═══ Provided data
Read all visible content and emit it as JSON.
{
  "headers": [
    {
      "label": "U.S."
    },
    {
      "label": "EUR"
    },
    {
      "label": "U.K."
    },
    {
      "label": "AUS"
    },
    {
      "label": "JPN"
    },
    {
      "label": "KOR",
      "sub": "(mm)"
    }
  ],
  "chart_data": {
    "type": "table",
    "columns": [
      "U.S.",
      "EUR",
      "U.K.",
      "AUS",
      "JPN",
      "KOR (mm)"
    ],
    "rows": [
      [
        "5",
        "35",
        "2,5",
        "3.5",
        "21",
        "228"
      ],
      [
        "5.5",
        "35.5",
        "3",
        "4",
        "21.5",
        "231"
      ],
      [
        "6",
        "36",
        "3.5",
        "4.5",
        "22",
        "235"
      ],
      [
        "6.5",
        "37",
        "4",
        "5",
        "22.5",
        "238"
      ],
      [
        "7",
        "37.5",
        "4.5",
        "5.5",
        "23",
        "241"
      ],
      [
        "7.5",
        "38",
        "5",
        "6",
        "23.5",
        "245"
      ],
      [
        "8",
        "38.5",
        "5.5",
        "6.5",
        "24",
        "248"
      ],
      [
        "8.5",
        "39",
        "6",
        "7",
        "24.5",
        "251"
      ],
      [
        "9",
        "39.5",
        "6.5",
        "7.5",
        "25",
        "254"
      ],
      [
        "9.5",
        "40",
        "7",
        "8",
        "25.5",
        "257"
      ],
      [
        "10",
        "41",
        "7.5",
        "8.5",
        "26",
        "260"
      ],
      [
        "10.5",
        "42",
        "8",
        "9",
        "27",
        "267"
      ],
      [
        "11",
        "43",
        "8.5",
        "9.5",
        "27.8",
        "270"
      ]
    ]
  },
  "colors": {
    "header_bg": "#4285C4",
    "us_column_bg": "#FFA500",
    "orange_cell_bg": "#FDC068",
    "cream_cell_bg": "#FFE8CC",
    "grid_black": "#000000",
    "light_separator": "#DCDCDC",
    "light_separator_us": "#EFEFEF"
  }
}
══════
* What you will do: Among the lines of the listing, how many hold the string "label"? Respond with only the number.

* Task result: 6